STORED ROWS ▸
------------------------

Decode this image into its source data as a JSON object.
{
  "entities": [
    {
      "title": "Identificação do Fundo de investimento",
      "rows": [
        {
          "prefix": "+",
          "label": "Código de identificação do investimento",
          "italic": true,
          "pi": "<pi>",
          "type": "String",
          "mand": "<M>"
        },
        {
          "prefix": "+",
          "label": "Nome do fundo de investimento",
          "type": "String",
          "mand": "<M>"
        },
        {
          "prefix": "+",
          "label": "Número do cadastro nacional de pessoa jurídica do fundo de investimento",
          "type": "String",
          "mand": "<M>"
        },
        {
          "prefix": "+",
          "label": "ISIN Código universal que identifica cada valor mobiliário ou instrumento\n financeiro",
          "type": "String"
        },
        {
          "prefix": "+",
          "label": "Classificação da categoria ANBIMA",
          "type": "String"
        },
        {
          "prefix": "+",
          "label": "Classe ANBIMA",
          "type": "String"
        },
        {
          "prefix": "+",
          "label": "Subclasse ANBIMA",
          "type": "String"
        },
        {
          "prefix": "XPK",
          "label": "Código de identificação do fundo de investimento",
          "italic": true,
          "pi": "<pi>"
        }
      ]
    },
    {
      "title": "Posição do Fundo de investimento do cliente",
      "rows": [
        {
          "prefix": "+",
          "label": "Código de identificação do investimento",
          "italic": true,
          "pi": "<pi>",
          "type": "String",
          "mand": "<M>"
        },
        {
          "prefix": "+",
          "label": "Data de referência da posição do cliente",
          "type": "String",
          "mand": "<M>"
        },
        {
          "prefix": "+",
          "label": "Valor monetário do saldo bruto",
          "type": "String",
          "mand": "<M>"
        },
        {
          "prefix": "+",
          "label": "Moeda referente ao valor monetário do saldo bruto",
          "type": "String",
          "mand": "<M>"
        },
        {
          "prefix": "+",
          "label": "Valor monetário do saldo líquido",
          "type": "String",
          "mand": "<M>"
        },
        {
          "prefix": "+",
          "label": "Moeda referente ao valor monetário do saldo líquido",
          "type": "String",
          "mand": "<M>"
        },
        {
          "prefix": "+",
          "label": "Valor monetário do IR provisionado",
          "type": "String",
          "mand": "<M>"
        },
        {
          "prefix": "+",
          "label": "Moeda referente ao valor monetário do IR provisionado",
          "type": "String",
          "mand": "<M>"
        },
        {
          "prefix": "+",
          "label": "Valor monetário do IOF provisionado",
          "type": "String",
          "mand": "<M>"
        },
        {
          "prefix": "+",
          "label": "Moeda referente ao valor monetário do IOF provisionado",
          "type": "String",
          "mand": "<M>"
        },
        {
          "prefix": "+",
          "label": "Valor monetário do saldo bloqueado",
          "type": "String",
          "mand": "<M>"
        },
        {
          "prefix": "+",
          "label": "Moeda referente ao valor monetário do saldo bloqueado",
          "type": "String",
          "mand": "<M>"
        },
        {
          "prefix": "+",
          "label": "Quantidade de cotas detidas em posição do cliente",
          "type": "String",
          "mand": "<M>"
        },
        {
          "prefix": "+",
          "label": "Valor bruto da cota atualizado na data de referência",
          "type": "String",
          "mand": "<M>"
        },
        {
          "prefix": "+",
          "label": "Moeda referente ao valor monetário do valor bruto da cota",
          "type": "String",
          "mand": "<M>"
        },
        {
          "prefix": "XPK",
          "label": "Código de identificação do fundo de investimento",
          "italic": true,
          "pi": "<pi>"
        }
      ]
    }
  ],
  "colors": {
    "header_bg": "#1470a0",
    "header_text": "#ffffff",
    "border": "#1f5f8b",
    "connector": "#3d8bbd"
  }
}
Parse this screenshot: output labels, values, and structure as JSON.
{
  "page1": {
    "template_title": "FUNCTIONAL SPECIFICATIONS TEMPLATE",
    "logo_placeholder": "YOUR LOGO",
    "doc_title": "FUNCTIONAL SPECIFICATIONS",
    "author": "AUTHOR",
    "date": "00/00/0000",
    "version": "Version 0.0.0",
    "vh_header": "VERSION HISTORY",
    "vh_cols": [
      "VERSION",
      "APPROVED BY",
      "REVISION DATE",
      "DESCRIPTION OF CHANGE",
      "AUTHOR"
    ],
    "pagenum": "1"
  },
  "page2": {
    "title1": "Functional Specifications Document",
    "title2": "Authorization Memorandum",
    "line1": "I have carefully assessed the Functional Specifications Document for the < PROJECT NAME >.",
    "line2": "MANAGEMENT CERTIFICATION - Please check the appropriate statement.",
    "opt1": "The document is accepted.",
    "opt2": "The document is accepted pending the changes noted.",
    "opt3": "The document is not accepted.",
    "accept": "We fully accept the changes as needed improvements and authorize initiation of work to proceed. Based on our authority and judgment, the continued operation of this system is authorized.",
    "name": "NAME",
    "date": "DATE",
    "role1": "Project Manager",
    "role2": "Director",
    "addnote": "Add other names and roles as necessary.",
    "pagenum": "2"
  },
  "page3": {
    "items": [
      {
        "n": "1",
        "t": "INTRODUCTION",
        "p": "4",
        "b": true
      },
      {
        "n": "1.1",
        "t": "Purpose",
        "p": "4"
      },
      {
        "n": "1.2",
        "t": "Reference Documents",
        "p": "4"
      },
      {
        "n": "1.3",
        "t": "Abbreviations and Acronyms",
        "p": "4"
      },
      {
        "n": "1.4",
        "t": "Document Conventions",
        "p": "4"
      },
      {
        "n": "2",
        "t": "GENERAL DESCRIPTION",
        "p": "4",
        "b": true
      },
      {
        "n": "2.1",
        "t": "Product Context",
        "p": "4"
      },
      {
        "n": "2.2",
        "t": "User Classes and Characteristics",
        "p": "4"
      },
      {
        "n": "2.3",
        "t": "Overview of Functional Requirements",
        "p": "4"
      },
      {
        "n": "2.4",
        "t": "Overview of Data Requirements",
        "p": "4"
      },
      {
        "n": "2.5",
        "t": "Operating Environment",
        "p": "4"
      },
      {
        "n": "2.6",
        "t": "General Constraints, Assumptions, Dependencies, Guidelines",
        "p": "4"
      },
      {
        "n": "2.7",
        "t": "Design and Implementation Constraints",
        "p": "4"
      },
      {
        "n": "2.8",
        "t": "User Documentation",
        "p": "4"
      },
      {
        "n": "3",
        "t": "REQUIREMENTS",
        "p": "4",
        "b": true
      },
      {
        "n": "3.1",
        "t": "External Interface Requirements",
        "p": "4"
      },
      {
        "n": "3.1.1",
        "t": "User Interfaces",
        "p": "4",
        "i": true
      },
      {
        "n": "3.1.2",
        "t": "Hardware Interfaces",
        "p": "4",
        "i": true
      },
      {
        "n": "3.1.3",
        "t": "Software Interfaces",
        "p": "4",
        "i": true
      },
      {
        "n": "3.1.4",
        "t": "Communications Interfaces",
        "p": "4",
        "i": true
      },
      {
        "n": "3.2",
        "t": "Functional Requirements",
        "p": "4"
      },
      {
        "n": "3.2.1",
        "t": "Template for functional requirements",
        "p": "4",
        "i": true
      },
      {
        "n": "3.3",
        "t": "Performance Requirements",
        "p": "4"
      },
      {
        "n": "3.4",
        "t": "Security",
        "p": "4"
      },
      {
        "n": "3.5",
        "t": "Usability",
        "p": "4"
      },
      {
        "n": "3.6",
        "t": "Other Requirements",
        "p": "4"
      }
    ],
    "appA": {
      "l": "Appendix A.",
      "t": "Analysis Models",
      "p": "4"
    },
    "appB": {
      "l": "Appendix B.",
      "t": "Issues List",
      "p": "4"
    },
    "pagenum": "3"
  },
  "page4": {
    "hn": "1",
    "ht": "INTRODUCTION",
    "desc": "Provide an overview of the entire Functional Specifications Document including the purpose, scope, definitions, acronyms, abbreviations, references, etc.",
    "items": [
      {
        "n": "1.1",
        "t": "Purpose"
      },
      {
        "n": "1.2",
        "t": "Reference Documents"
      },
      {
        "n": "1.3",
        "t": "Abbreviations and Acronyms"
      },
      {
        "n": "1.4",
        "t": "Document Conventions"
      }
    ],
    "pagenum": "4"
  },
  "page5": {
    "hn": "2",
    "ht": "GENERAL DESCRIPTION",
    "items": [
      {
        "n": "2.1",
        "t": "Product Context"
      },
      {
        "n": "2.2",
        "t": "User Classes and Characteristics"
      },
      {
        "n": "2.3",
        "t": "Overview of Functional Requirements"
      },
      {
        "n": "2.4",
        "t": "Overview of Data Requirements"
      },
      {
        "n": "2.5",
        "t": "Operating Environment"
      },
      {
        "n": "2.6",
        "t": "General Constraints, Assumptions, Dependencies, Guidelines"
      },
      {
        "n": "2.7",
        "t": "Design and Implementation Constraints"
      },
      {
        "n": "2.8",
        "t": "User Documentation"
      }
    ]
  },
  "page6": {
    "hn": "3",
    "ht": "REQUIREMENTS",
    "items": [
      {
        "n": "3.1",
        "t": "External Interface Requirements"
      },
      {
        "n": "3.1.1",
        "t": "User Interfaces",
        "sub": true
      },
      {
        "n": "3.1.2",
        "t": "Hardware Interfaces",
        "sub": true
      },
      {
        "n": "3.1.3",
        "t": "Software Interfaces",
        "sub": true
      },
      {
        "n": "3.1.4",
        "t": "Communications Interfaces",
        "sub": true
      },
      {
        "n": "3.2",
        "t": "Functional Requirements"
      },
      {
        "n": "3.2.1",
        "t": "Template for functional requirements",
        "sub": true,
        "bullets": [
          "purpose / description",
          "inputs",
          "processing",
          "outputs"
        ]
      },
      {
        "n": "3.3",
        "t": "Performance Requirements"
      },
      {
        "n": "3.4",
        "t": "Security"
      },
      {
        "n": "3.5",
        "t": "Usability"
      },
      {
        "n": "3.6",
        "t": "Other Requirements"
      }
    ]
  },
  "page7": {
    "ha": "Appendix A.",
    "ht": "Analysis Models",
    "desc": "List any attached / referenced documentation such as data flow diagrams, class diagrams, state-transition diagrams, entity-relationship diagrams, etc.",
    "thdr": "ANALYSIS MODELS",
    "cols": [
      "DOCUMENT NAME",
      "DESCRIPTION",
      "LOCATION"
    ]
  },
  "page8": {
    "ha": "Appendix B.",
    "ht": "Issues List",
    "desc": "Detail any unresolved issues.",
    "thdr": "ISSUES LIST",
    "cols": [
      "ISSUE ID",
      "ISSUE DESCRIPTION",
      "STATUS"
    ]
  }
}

------------------------

Look over the records above and copy each line that includes the string "bruto".

EXERCISE ANSWER ▸
          "label": "Valor monetário do saldo bruto",
          "label": "Moeda referente ao valor monetário do saldo bruto",
          "label": "Valor bruto da cota atualizado na data de referência",
          "label": "Moeda referente ao valor monetário do valor bruto da cota",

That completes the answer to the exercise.